→ **EXERCISE INSTRUCTIONS**: Exclude the pictures, then repeat the remaining data exactly.

→ **RECORDS FOR THE EXERCISE**:
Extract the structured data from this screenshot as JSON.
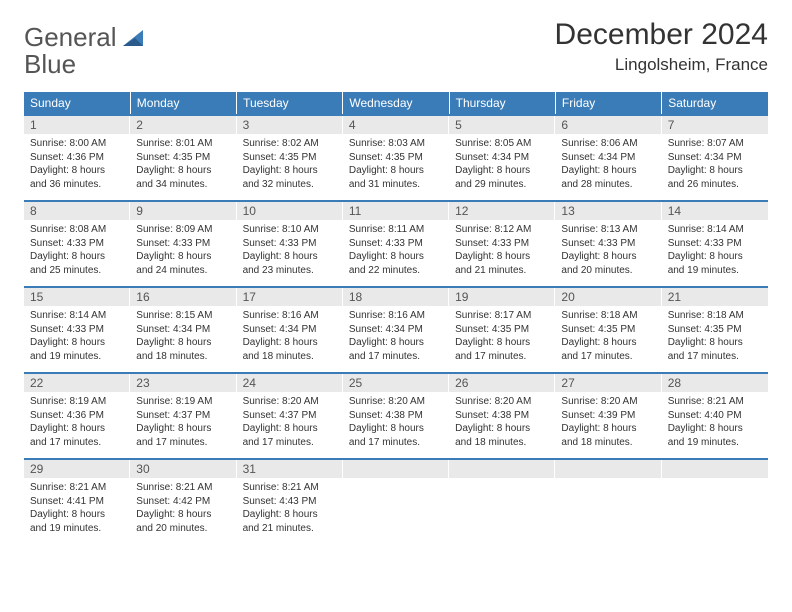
{
  "logo": {
    "textA": "General",
    "textB": "Blue"
  },
  "title": "December 2024",
  "location": "Lingolsheim, France",
  "colors": {
    "header_bg": "#3a7cb8",
    "header_fg": "#ffffff",
    "daynum_bg": "#e9e9e9",
    "text": "#333333",
    "row_border": "#3a7cb8"
  },
  "weekdays": [
    "Sunday",
    "Monday",
    "Tuesday",
    "Wednesday",
    "Thursday",
    "Friday",
    "Saturday"
  ],
  "days": [
    {
      "n": "1",
      "sr": "8:00 AM",
      "ss": "4:36 PM",
      "dl": "8 hours and 36 minutes."
    },
    {
      "n": "2",
      "sr": "8:01 AM",
      "ss": "4:35 PM",
      "dl": "8 hours and 34 minutes."
    },
    {
      "n": "3",
      "sr": "8:02 AM",
      "ss": "4:35 PM",
      "dl": "8 hours and 32 minutes."
    },
    {
      "n": "4",
      "sr": "8:03 AM",
      "ss": "4:35 PM",
      "dl": "8 hours and 31 minutes."
    },
    {
      "n": "5",
      "sr": "8:05 AM",
      "ss": "4:34 PM",
      "dl": "8 hours and 29 minutes."
    },
    {
      "n": "6",
      "sr": "8:06 AM",
      "ss": "4:34 PM",
      "dl": "8 hours and 28 minutes."
    },
    {
      "n": "7",
      "sr": "8:07 AM",
      "ss": "4:34 PM",
      "dl": "8 hours and 26 minutes."
    },
    {
      "n": "8",
      "sr": "8:08 AM",
      "ss": "4:33 PM",
      "dl": "8 hours and 25 minutes."
    },
    {
      "n": "9",
      "sr": "8:09 AM",
      "ss": "4:33 PM",
      "dl": "8 hours and 24 minutes."
    },
    {
      "n": "10",
      "sr": "8:10 AM",
      "ss": "4:33 PM",
      "dl": "8 hours and 23 minutes."
    },
    {
      "n": "11",
      "sr": "8:11 AM",
      "ss": "4:33 PM",
      "dl": "8 hours and 22 minutes."
    },
    {
      "n": "12",
      "sr": "8:12 AM",
      "ss": "4:33 PM",
      "dl": "8 hours and 21 minutes."
    },
    {
      "n": "13",
      "sr": "8:13 AM",
      "ss": "4:33 PM",
      "dl": "8 hours and 20 minutes."
    },
    {
      "n": "14",
      "sr": "8:14 AM",
      "ss": "4:33 PM",
      "dl": "8 hours and 19 minutes."
    },
    {
      "n": "15",
      "sr": "8:14 AM",
      "ss": "4:33 PM",
      "dl": "8 hours and 19 minutes."
    },
    {
      "n": "16",
      "sr": "8:15 AM",
      "ss": "4:34 PM",
      "dl": "8 hours and 18 minutes."
    },
    {
      "n": "17",
      "sr": "8:16 AM",
      "ss": "4:34 PM",
      "dl": "8 hours and 18 minutes."
    },
    {
      "n": "18",
      "sr": "8:16 AM",
      "ss": "4:34 PM",
      "dl": "8 hours and 17 minutes."
    },
    {
      "n": "19",
      "sr": "8:17 AM",
      "ss": "4:35 PM",
      "dl": "8 hours and 17 minutes."
    },
    {
      "n": "20",
      "sr": "8:18 AM",
      "ss": "4:35 PM",
      "dl": "8 hours and 17 minutes."
    },
    {
      "n": "21",
      "sr": "8:18 AM",
      "ss": "4:35 PM",
      "dl": "8 hours and 17 minutes."
    },
    {
      "n": "22",
      "sr": "8:19 AM",
      "ss": "4:36 PM",
      "dl": "8 hours and 17 minutes."
    },
    {
      "n": "23",
      "sr": "8:19 AM",
      "ss": "4:37 PM",
      "dl": "8 hours and 17 minutes."
    },
    {
      "n": "24",
      "sr": "8:20 AM",
      "ss": "4:37 PM",
      "dl": "8 hours and 17 minutes."
    },
    {
      "n": "25",
      "sr": "8:20 AM",
      "ss": "4:38 PM",
      "dl": "8 hours and 17 minutes."
    },
    {
      "n": "26",
      "sr": "8:20 AM",
      "ss": "4:38 PM",
      "dl": "8 hours and 18 minutes."
    },
    {
      "n": "27",
      "sr": "8:20 AM",
      "ss": "4:39 PM",
      "dl": "8 hours and 18 minutes."
    },
    {
      "n": "28",
      "sr": "8:21 AM",
      "ss": "4:40 PM",
      "dl": "8 hours and 19 minutes."
    },
    {
      "n": "29",
      "sr": "8:21 AM",
      "ss": "4:41 PM",
      "dl": "8 hours and 19 minutes."
    },
    {
      "n": "30",
      "sr": "8:21 AM",
      "ss": "4:42 PM",
      "dl": "8 hours and 20 minutes."
    },
    {
      "n": "31",
      "sr": "8:21 AM",
      "ss": "4:43 PM",
      "dl": "8 hours and 21 minutes."
    }
  ],
  "labels": {
    "sunrise": "Sunrise:",
    "sunset": "Sunset:",
    "daylight": "Daylight:"
  },
  "layout": {
    "start_weekday": 0,
    "rows": 5,
    "cols": 7
  }
}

→ **RESULT**:
Extract the structured data from this screenshot as JSON.
{
  "logo": {
    "textA": "General",
    "textB": "Blue"
  },
  "title": "December 2024",
  "location": "Lingolsheim, France",
  "colors": {
    "header_bg": "#3a7cb8",
    "header_fg": "#ffffff",
    "daynum_bg": "#e9e9e9",
    "text": "#333333",
    "row_border": "#3a7cb8"
  },
  "weekdays": [
    "Sunday",
    "Monday",
    "Tuesday",
    "Wednesday",
    "Thursday",
    "Friday",
    "Saturday"
  ],
  "days": [
    {
      "n": "1",
      "sr": "8:00 AM",
      "ss": "4:36 PM",
      "dl": "8 hours and 36 minutes."
    },
    {
      "n": "2",
      "sr": "8:01 AM",
      "ss": "4:35 PM",
      "dl": "8 hours and 34 minutes."
    },
    {
      "n": "3",
      "sr": "8:02 AM",
      "ss": "4:35 PM",
      "dl": "8 hours and 32 minutes."
    },
    {
      "n": "4",
      "sr": "8:03 AM",
      "ss": "4:35 PM",
      "dl": "8 hours and 31 minutes."
    },
    {
      "n": "5",
      "sr": "8:05 AM",
      "ss": "4:34 PM",
      "dl": "8 hours and 29 minutes."
    },
    {
      "n": "6",
      "sr": "8:06 AM",
      "ss": "4:34 PM",
      "dl": "8 hours and 28 minutes."
    },
    {
      "n": "7",
      "sr": "8:07 AM",
      "ss": "4:34 PM",
      "dl": "8 hours and 26 minutes."
    },
    {
      "n": "8",
      "sr": "8:08 AM",
      "ss": "4:33 PM",
      "dl": "8 hours and 25 minutes."
    },
    {
      "n": "9",
      "sr": "8:09 AM",
      "ss": "4:33 PM",
      "dl": "8 hours and 24 minutes."
    },
    {
      "n": "10",
      "sr": "8:10 AM",
      "ss": "4:33 PM",
      "dl": "8 hours and 23 minutes."
    },
    {
      "n": "11",
      "sr": "8:11 AM",
      "ss": "4:33 PM",
      "dl": "8 hours and 22 minutes."
    },
    {
      "n": "12",
      "sr": "8:12 AM",
      "ss": "4:33 PM",
      "dl": "8 hours and 21 minutes."
    },
    {
      "n": "13",
      "sr": "8:13 AM",
      "ss": "4:33 PM",
      "dl": "8 hours and 20 minutes."
    },
    {
      "n": "14",
      "sr": "8:14 AM",
      "ss": "4:33 PM",
      "dl": "8 hours and 19 minutes."
    },
    {
      "n": "15",
      "sr": "8:14 AM",
      "ss": "4:33 PM",
      "dl": "8 hours and 19 minutes."
    },
    {
      "n": "16",
      "sr": "8:15 AM",
      "ss": "4:34 PM",
      "dl": "8 hours and 18 minutes."
    },
    {
      "n": "17",
      "sr": "8:16 AM",
      "ss": "4:34 PM",
      "dl": "8 hours and 18 minutes."
    },
    {
      "n": "18",
      "sr": "8:16 AM",
      "ss": "4:34 PM",
      "dl": "8 hours and 17 minutes."
    },
    {
      "n": "19",
      "sr": "8:17 AM",
      "ss": "4:35 PM",
      "dl": "8 hours and 17 minutes."
    },
    {
      "n": "20",
      "sr": "8:18 AM",
      "ss": "4:35 PM",
      "dl": "8 hours and 17 minutes."
    },
    {
      "n": "21",
      "sr": "8:18 AM",
      "ss": "4:35 PM",
      "dl": "8 hours and 17 minutes."
    },
    {
      "n": "22",
      "sr": "8:19 AM",
      "ss": "4:36 PM",
      "dl": "8 hours and 17 minutes."
    },
    {
      "n": "23",
      "sr": "8:19 AM",
      "ss": "4:37 PM",
      "dl": "8 hours and 17 minutes."
    },
    {
      "n": "24",
      "sr": "8:20 AM",
      "ss": "4:37 PM",
      "dl": "8 hours and 17 minutes."
    },
    {
      "n": "25",
      "sr": "8:20 AM",
      "ss": "4:38 PM",
      "dl": "8 hours and 17 minutes."
    },
    {
      "n": "26",
      "sr": "8:20 AM",
      "ss": "4:38 PM",
      "dl": "8 hours and 18 minutes."
    },
    {
      "n": "27",
      "sr": "8:20 AM",
      "ss": "4:39 PM",
      "dl": "8 hours and 18 minutes."
    },
    {
      "n": "28",
      "sr": "8:21 AM",
      "ss": "4:40 PM",
      "dl": "8 hours and 19 minutes."
    },
    {
      "n": "29",
      "sr": "8:21 AM",
      "ss": "4:41 PM",
      "dl": "8 hours and 19 minutes."
    },
    {
      "n": "30",
      "sr": "8:21 AM",
      "ss": "4:42 PM",
      "dl": "8 hours and 20 minutes."
    },
    {
      "n": "31",
      "sr": "8:21 AM",
      "ss": "4:43 PM",
      "dl": "8 hours and 21 minutes."
    }
  ],
  "labels": {
    "sunrise": "Sunrise:",
    "sunset": "Sunset:",
    "daylight": "Daylight:"
  },
  "layout": {
    "start_weekday": 0,
    "rows": 5,
    "cols": 7
  }
}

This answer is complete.